_Set exercise_
What is the number of lines containing the word "Margriete"? Give that number alone.
+++
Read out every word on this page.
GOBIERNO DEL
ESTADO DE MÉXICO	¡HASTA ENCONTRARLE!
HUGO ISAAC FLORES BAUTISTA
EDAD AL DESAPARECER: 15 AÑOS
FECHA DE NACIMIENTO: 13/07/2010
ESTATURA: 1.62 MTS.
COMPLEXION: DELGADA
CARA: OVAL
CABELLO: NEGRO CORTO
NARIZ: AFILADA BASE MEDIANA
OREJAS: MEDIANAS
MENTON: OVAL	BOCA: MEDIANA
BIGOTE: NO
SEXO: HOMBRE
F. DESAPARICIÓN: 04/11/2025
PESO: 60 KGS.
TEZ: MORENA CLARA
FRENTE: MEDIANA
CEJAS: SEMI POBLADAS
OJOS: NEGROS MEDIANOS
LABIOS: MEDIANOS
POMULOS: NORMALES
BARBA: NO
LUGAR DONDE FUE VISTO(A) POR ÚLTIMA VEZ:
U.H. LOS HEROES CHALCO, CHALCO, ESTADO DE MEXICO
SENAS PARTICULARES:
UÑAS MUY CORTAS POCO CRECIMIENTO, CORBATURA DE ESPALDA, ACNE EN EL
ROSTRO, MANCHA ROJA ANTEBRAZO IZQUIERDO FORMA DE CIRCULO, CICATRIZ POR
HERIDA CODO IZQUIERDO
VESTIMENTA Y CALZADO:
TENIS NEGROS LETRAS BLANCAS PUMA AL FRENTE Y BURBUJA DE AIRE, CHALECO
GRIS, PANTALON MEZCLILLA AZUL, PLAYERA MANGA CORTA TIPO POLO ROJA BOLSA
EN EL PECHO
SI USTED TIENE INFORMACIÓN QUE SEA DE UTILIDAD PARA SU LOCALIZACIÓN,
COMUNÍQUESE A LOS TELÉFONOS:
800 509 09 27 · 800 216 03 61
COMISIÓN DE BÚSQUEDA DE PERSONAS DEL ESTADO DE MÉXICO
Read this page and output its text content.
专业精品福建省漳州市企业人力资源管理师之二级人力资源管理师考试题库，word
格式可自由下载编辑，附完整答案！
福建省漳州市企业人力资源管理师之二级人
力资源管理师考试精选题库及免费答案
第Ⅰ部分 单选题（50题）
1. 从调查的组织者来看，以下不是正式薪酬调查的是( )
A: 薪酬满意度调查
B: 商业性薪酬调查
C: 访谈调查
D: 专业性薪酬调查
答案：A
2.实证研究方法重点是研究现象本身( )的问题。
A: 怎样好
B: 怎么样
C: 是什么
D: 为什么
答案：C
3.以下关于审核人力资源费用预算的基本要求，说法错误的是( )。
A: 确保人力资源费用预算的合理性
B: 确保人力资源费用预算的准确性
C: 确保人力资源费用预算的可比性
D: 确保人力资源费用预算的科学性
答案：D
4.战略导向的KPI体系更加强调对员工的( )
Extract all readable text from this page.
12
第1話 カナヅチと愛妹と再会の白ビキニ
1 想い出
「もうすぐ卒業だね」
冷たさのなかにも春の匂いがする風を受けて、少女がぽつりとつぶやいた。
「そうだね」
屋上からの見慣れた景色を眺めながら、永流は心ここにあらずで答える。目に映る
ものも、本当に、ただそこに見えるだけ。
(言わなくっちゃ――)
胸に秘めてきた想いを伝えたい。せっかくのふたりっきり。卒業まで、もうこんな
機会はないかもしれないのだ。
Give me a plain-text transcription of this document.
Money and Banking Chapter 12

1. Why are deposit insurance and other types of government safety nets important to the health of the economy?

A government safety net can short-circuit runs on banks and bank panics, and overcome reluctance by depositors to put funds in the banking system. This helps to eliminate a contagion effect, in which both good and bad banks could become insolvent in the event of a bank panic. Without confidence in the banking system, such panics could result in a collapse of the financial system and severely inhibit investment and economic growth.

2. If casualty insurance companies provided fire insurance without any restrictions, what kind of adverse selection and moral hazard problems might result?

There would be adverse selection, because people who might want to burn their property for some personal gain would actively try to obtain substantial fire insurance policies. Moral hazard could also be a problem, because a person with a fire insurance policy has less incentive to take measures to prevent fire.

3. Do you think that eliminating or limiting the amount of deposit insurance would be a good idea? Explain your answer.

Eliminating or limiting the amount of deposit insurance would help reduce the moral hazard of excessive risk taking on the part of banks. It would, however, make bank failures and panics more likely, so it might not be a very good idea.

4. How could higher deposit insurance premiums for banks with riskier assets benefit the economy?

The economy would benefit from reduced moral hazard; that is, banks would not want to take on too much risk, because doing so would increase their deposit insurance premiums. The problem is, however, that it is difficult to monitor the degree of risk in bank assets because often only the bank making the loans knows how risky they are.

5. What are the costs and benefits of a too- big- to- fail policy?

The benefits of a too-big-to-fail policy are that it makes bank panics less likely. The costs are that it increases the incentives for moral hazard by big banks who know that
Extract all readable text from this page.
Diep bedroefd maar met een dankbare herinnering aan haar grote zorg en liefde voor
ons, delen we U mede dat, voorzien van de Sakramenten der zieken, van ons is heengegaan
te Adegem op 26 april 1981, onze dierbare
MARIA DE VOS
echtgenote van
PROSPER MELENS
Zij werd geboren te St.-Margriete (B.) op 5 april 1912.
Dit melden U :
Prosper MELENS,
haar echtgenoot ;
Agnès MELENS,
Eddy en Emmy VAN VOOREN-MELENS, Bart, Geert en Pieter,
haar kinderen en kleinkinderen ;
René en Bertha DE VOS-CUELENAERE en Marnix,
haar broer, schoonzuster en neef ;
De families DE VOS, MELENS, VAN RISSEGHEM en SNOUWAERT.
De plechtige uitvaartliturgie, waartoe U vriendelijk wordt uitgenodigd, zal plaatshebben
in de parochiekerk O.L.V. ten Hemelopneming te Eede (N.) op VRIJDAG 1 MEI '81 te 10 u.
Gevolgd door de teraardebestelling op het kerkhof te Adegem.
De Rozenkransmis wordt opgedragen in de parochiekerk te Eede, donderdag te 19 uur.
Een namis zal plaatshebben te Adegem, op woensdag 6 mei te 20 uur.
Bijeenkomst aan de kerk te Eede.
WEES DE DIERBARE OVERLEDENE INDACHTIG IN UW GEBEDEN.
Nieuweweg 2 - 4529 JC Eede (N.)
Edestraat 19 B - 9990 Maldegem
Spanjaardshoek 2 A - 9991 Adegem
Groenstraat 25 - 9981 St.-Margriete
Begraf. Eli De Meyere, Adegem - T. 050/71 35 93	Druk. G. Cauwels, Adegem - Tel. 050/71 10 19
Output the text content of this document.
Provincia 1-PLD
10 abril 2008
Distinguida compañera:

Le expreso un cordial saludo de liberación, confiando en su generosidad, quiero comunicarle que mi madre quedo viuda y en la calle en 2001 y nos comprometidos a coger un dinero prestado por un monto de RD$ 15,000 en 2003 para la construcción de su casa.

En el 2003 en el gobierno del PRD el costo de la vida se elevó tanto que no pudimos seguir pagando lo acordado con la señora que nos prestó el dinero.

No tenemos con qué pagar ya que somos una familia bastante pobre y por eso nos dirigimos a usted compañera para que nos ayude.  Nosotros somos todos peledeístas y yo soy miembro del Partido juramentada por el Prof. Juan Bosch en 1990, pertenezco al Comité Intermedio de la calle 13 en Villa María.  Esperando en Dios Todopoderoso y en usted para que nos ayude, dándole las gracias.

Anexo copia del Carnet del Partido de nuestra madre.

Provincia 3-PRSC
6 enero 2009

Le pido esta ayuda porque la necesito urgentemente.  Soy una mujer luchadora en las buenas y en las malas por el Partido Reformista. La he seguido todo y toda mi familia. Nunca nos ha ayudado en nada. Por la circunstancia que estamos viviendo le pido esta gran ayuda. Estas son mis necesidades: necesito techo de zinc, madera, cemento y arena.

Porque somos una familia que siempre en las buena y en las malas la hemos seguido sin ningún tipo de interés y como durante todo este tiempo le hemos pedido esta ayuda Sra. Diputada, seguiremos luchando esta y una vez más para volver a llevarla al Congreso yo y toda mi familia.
+++
_Right answer_
2